* **Directive**
Output all of the records exactly as written.

Collected data entries:
____

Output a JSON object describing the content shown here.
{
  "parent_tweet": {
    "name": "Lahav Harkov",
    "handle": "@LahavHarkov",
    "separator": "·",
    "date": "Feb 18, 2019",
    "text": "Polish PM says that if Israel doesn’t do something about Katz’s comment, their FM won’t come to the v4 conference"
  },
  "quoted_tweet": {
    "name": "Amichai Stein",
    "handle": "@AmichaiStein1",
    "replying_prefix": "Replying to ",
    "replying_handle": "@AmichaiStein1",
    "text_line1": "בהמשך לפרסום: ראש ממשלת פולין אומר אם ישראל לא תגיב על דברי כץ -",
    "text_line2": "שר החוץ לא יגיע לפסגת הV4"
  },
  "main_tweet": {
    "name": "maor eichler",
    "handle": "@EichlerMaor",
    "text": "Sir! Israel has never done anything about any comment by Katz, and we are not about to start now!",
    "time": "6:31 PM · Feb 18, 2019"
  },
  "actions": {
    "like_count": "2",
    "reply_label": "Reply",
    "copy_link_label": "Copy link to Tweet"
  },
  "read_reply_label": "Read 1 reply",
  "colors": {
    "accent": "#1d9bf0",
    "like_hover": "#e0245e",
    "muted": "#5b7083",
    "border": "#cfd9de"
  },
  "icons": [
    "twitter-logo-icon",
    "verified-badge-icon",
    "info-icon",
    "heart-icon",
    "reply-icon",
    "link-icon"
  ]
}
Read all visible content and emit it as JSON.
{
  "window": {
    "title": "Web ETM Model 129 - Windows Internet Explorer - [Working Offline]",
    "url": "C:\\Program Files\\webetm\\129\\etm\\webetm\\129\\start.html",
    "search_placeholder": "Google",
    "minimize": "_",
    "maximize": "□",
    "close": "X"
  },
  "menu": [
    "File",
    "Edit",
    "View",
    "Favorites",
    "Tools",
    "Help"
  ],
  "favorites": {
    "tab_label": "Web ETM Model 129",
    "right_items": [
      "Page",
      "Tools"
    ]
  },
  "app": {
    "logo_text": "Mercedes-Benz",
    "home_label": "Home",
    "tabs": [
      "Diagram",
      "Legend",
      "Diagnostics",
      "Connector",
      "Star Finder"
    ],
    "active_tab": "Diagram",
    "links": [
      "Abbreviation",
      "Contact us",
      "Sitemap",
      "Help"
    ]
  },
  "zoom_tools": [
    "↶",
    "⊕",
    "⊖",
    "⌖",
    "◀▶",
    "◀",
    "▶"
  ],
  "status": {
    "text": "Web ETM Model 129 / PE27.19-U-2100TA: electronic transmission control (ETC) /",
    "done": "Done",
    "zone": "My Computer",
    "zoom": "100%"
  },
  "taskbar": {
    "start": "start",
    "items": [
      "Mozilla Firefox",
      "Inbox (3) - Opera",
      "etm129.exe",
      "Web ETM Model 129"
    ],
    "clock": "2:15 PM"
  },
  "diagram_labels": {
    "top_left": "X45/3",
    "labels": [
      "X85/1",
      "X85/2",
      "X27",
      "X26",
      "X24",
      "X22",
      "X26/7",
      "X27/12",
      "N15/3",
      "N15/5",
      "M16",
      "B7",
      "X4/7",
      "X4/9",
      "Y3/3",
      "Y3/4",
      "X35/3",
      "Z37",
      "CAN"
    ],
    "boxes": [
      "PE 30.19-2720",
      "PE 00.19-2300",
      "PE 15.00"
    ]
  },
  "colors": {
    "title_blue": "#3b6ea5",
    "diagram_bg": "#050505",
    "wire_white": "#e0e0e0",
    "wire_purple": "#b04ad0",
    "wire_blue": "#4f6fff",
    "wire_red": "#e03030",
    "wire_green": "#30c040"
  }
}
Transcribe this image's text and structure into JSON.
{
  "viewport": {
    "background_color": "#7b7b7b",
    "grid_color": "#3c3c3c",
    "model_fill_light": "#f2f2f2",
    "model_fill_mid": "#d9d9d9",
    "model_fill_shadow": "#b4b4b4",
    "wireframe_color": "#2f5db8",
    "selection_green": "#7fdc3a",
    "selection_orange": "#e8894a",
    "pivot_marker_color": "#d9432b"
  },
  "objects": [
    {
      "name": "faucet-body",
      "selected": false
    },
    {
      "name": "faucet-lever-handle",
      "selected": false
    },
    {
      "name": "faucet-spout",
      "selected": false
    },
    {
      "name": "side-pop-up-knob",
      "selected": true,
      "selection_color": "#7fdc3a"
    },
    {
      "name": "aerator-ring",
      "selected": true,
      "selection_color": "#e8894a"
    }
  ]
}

____

* **Correct response**
Output a JSON object describing the content shown here.
{
  "parent_tweet": {
    "name": "Lahav Harkov",
    "handle": "@LahavHarkov",
    "separator": "·",
    "date": "Feb 18, 2019",
    "text": "Polish PM says that if Israel doesn’t do something about Katz’s comment, their FM won’t come to the v4 conference"
  },
  "quoted_tweet": {
    "name": "Amichai Stein",
    "handle": "@AmichaiStein1",
    "replying_prefix": "Replying to ",
    "replying_handle": "@AmichaiStein1",
    "text_line1": "בהמשך לפרסום: ראש ממשלת פולין אומר אם ישראל לא תגיב על דברי כץ -",
    "text_line2": "שר החוץ לא יגיע לפסגת הV4"
  },
  "main_tweet": {
    "name": "maor eichler",
    "handle": "@EichlerMaor",
    "text": "Sir! Israel has never done anything about any comment by Katz, and we are not about to start now!",
    "time": "6:31 PM · Feb 18, 2019"
  },
  "actions": {
    "like_count": "2",
    "reply_label": "Reply",
    "copy_link_label": "Copy link to Tweet"
  },
  "read_reply_label": "Read 1 reply",
  "colors": {
    "accent": "#1d9bf0",
    "like_hover": "#e0245e",
    "muted": "#5b7083",
    "border": "#cfd9de"
  },
  "icons": [
    "twitter-logo-icon",
    "verified-badge-icon",
    "info-icon",
    "heart-icon",
    "reply-icon",
    "link-icon"
  ]
}
Read all visible content and emit it as JSON.
{
  "window": {
    "title": "Web ETM Model 129 - Windows Internet Explorer - [Working Offline]",
    "url": "C:\\Program Files\\webetm\\129\\etm\\webetm\\129\\start.html",
    "search_placeholder": "Google",
    "minimize": "_",
    "maximize": "□",
    "close": "X"
  },
  "menu": [
    "File",
    "Edit",
    "View",
    "Favorites",
    "Tools",
    "Help"
  ],
  "favorites": {
    "tab_label": "Web ETM Model 129",
    "right_items": [
      "Page",
      "Tools"
    ]
  },
  "app": {
    "logo_text": "Mercedes-Benz",
    "home_label": "Home",
    "tabs": [
      "Diagram",
      "Legend",
      "Diagnostics",
      "Connector",
      "Star Finder"
    ],
    "active_tab": "Diagram",
    "links": [
      "Abbreviation",
      "Contact us",
      "Sitemap",
      "Help"
    ]
  },
  "zoom_tools": [
    "↶",
    "⊕",
    "⊖",
    "⌖",
    "◀▶",
    "◀",
    "▶"
  ],
  "status": {
    "text": "Web ETM Model 129 / PE27.19-U-2100TA: electronic transmission control (ETC) /",
    "done": "Done",
    "zone": "My Computer",
    "zoom": "100%"
  },
  "taskbar": {
    "start": "start",
    "items": [
      "Mozilla Firefox",
      "Inbox (3) - Opera",
      "etm129.exe",
      "Web ETM Model 129"
    ],
    "clock": "2:15 PM"
  },
  "diagram_labels": {
    "top_left": "X45/3",
    "labels": [
      "X85/1",
      "X85/2",
      "X27",
      "X26",
      "X24",
      "X22",
      "X26/7",
      "X27/12",
      "N15/3",
      "N15/5",
      "M16",
      "B7",
      "X4/7",
      "X4/9",
      "Y3/3",
      "Y3/4",
      "X35/3",
      "Z37",
      "CAN"
    ],
    "boxes": [
      "PE 30.19-2720",
      "PE 00.19-2300",
      "PE 15.00"
    ]
  },
  "colors": {
    "title_blue": "#3b6ea5",
    "diagram_bg": "#050505",
    "wire_white": "#e0e0e0",
    "wire_purple": "#b04ad0",
    "wire_blue": "#4f6fff",
    "wire_red": "#e03030",
    "wire_green": "#30c040"
  }
}
Transcribe this image's text and structure into JSON.
{
  "viewport": {
    "background_color": "#7b7b7b",
    "grid_color": "#3c3c3c",
    "model_fill_light": "#f2f2f2",
    "model_fill_mid": "#d9d9d9",
    "model_fill_shadow": "#b4b4b4",
    "wireframe_color": "#2f5db8",
    "selection_green": "#7fdc3a",
    "selection_orange": "#e8894a",
    "pivot_marker_color": "#d9432b"
  },
  "objects": [
    {
      "name": "faucet-body",
      "selected": false
    },
    {
      "name": "faucet-lever-handle",
      "selected": false
    },
    {
      "name": "faucet-spout",
      "selected": false
    },
    {
      "name": "side-pop-up-knob",
      "selected": true,
      "selection_color": "#7fdc3a"
    },
    {
      "name": "aerator-ring",
      "selected": true,
      "selection_color": "#e8894a"
    }
  ]
}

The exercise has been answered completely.